(Rows from a layout dataset)
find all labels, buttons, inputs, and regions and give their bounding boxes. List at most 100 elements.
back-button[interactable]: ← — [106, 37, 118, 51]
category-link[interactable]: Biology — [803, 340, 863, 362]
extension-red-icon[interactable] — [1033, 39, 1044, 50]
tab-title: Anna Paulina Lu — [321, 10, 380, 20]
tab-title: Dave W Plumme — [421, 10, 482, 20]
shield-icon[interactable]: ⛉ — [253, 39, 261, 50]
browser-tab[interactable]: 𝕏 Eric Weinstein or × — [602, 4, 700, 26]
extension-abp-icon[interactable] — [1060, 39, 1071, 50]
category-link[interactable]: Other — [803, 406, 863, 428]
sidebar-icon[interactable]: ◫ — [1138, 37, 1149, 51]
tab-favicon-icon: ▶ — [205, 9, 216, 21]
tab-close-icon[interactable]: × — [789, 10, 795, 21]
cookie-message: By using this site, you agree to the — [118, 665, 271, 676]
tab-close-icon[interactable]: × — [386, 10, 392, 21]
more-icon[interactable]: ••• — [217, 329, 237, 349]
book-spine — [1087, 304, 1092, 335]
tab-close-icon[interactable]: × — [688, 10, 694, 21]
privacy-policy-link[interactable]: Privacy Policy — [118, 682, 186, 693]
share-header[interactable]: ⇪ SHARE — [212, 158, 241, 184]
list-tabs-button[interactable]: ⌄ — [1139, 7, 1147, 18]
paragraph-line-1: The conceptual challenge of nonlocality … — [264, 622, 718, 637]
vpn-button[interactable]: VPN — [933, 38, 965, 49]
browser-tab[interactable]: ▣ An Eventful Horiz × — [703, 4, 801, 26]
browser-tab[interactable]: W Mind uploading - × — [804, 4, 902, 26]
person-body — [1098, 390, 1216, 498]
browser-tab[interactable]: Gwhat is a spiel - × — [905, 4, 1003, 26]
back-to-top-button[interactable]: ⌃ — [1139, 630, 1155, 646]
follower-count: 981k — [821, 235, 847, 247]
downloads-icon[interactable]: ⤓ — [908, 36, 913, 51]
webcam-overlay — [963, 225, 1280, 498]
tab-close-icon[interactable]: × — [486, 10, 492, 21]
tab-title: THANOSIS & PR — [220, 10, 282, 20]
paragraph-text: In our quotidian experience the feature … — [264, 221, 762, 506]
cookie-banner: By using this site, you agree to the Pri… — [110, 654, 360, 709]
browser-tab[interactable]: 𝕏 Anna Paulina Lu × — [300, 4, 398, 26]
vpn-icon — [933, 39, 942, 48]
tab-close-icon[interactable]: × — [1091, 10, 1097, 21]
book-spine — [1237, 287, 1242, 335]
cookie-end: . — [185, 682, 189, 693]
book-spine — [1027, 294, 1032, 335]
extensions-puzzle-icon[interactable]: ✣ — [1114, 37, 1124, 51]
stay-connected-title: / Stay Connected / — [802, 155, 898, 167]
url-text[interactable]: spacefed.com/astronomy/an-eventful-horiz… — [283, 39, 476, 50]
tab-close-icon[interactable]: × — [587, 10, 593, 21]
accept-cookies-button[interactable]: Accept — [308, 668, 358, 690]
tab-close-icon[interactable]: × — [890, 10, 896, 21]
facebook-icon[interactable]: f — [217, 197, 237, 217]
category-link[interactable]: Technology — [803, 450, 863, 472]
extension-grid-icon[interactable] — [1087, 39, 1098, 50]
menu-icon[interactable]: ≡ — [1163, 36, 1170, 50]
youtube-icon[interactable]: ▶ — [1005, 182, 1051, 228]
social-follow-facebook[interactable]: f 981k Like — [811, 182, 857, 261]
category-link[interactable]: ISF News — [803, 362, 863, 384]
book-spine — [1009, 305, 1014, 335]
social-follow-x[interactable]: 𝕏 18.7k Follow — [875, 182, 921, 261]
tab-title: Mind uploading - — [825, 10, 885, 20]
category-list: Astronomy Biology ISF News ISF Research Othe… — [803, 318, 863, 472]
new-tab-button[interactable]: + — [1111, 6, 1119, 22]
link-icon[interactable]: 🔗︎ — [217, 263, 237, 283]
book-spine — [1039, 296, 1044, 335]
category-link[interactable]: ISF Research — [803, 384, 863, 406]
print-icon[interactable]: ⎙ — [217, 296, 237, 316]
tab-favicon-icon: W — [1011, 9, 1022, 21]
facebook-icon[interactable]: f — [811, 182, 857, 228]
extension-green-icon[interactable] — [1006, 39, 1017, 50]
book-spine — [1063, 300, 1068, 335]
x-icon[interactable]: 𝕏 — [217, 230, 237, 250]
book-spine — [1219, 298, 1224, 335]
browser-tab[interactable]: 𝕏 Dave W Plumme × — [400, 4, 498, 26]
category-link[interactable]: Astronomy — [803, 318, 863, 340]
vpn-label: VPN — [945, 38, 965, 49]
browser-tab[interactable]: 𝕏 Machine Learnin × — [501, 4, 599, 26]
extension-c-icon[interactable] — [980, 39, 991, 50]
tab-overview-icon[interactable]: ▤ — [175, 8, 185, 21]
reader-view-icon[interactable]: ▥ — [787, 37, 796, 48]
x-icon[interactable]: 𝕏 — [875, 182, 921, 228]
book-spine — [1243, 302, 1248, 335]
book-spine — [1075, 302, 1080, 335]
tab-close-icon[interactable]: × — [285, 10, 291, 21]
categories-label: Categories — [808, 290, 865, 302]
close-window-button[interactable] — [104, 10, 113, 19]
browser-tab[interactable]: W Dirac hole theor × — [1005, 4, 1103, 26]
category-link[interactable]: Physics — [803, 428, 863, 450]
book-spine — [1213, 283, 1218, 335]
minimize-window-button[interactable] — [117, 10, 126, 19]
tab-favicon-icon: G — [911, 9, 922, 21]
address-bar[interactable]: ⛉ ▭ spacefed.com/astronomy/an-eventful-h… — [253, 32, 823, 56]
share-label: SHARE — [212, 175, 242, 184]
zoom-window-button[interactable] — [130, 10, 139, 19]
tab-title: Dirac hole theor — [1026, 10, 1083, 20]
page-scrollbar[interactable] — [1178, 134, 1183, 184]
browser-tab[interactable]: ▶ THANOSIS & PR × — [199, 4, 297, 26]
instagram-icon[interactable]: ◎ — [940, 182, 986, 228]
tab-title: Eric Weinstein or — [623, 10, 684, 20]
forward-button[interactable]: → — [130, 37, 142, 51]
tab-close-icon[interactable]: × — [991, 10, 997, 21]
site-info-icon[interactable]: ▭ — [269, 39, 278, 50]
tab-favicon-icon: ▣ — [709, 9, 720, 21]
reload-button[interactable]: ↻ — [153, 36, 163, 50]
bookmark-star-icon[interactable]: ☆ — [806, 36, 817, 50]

-- Your instructions --
How many of the rows above contain the string "Dave"? Case matters, and the reply should be the number alone.

-- Solution for this task --
2